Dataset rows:

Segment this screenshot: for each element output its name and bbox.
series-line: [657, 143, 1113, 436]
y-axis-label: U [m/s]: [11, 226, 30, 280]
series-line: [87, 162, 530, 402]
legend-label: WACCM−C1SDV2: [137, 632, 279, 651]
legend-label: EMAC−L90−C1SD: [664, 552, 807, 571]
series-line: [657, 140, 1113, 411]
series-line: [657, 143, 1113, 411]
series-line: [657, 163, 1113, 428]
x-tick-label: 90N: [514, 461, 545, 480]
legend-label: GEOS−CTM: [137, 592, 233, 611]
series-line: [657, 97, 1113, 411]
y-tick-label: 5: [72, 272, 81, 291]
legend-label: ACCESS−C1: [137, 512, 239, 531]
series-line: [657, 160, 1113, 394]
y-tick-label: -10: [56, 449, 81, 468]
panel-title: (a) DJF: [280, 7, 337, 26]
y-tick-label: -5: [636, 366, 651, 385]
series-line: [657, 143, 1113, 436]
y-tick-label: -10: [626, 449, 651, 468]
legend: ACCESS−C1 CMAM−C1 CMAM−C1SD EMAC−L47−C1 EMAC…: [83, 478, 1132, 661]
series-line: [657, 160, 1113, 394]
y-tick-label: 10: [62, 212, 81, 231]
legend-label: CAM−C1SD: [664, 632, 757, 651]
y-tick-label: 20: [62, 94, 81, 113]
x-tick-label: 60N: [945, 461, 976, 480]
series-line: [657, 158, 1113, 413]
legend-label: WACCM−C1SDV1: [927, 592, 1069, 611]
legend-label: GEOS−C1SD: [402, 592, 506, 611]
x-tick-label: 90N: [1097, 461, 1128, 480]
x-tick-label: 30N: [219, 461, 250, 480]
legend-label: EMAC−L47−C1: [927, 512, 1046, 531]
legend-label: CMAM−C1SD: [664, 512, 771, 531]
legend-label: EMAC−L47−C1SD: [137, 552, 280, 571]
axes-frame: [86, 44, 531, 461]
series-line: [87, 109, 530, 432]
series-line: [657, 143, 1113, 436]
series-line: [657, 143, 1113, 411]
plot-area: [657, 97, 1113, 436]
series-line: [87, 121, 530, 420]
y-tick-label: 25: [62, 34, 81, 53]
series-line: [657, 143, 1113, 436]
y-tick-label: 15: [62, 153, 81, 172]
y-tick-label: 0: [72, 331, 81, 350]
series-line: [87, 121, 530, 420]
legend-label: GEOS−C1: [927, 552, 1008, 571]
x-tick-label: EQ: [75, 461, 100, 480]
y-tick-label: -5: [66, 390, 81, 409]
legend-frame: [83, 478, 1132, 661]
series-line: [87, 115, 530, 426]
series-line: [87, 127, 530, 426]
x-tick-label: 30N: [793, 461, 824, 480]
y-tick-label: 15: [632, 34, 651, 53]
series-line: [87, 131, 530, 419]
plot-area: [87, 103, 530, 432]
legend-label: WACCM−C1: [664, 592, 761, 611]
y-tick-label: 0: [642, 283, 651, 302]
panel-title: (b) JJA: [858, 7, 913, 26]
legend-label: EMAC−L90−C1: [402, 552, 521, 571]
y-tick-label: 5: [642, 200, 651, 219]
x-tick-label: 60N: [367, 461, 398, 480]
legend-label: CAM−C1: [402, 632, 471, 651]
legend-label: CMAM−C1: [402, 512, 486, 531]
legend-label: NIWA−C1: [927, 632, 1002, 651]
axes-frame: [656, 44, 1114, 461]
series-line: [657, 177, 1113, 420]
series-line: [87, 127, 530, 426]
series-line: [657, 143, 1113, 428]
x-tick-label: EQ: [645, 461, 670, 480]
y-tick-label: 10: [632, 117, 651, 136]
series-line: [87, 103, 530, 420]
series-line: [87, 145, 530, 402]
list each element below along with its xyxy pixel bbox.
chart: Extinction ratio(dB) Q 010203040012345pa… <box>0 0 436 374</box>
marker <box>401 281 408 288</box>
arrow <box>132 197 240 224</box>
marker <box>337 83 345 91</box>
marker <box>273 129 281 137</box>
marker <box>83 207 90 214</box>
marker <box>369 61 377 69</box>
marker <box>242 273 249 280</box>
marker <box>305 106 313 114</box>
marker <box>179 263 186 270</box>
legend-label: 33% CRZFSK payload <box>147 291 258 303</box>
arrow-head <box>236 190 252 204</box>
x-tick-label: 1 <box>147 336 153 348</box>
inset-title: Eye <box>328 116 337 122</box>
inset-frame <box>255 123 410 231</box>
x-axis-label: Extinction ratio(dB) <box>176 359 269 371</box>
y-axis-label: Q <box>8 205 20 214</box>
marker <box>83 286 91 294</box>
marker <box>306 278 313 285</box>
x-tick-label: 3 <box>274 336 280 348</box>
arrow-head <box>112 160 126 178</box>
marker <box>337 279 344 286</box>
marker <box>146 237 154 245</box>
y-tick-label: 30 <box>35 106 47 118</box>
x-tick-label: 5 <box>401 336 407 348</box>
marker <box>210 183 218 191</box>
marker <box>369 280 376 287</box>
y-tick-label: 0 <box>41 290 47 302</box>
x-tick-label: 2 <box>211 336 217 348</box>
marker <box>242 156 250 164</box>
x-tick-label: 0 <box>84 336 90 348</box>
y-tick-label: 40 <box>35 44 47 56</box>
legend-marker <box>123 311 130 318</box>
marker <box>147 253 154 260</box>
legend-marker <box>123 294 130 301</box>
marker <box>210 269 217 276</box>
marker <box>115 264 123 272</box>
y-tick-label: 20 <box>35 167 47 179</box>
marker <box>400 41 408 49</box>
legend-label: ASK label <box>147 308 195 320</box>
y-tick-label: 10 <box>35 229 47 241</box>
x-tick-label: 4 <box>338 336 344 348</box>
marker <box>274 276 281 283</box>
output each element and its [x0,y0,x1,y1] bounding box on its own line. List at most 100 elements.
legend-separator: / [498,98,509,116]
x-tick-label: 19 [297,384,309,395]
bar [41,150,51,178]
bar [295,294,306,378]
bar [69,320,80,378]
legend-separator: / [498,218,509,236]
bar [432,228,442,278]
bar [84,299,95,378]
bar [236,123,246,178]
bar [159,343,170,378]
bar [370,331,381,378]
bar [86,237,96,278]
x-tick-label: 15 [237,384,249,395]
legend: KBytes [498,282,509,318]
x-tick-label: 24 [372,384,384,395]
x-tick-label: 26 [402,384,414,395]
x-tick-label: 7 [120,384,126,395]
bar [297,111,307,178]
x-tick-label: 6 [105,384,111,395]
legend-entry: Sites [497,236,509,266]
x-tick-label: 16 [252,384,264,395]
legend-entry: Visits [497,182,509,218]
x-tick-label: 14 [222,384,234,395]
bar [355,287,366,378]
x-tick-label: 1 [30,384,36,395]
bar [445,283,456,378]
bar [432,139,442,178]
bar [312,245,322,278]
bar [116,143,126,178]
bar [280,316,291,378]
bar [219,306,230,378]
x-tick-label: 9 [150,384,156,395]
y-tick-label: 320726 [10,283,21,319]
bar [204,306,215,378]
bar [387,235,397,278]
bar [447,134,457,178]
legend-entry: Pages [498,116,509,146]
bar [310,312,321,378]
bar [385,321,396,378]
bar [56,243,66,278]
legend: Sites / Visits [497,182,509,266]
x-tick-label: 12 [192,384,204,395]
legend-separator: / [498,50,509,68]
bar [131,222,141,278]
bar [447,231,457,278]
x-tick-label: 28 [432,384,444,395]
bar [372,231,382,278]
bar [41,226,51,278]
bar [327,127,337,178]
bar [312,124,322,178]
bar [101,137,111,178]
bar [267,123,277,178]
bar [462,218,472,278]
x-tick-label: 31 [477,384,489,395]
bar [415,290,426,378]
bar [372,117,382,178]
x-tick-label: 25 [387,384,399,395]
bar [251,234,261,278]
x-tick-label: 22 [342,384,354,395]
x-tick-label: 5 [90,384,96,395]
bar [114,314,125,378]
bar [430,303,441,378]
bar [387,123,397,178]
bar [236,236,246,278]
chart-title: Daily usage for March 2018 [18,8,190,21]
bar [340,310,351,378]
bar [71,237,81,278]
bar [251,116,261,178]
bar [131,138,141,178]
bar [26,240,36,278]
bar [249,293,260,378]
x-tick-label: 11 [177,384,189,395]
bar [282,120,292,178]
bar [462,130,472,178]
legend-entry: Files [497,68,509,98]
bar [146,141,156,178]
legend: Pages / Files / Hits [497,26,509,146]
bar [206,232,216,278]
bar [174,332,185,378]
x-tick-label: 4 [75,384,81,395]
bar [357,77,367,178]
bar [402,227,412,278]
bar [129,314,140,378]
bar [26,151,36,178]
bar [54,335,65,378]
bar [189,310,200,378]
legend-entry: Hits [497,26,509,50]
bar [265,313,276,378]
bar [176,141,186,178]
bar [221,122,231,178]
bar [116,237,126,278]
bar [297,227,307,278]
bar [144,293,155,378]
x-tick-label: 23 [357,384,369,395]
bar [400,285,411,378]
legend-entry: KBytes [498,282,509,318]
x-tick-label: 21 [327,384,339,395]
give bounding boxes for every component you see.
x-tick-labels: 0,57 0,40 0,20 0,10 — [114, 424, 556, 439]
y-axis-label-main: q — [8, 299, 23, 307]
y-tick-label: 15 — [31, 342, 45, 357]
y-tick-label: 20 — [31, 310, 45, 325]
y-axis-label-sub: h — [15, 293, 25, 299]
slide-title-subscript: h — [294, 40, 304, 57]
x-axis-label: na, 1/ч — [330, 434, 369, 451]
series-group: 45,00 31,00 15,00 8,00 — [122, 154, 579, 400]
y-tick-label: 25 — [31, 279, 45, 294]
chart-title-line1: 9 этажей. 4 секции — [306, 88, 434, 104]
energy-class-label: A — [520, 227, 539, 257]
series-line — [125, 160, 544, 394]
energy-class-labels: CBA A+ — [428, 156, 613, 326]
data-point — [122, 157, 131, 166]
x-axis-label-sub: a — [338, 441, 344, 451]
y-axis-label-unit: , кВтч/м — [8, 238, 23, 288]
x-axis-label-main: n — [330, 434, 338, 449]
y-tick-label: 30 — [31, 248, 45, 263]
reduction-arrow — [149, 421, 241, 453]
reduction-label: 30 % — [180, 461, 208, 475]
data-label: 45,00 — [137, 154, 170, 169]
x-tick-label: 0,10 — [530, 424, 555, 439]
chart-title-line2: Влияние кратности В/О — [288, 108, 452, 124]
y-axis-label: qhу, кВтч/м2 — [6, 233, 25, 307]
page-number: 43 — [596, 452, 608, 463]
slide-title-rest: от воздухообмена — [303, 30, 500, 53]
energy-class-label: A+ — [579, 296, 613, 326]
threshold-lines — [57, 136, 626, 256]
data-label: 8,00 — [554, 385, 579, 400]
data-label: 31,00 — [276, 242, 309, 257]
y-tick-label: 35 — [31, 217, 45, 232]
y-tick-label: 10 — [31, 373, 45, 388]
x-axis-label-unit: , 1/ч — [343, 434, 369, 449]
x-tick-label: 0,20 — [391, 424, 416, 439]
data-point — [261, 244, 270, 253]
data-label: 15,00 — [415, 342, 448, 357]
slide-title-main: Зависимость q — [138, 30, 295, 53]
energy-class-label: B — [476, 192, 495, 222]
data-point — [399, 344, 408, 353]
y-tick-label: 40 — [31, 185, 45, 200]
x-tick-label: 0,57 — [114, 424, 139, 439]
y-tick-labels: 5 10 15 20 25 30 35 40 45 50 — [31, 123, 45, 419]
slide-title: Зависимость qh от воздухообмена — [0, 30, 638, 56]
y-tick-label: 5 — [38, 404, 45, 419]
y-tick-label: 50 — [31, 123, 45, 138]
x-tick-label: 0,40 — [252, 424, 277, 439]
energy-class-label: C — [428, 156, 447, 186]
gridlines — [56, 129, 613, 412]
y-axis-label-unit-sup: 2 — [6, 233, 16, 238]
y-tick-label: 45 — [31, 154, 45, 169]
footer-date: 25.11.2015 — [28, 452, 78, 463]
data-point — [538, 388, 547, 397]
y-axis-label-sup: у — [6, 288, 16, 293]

> [Do this]: Lay out the items as a JSON list of strings with one string per line and no blank lines. Include every line from the start of the items up to and including the line with "y-tick-label: 5: [72, 272, 81, 291]".

> [Answer to the exercise]:
[
  "Segment this screenshot: for each element output its name and bbox.",
  "series-line: [657, 143, 1113, 436]",
  "y-axis-label: U [m/s]: [11, 226, 30, 280]",
  "series-line: [87, 162, 530, 402]",
  "legend-label: WACCM−C1SDV2: [137, 632, 279, 651]",
  "legend-label: EMAC−L90−C1SD: [664, 552, 807, 571]",
  "series-line: [657, 140, 1113, 411]",
  "series-line: [657, 143, 1113, 411]",
  "series-line: [657, 163, 1113, 428]",
  "x-tick-label: 90N: [514, 461, 545, 480]",
  "legend-label: GEOS−CTM: [137, 592, 233, 611]",
  "series-line: [657, 97, 1113, 411]",
  "y-tick-label: 5: [72, 272, 81, 291]"
]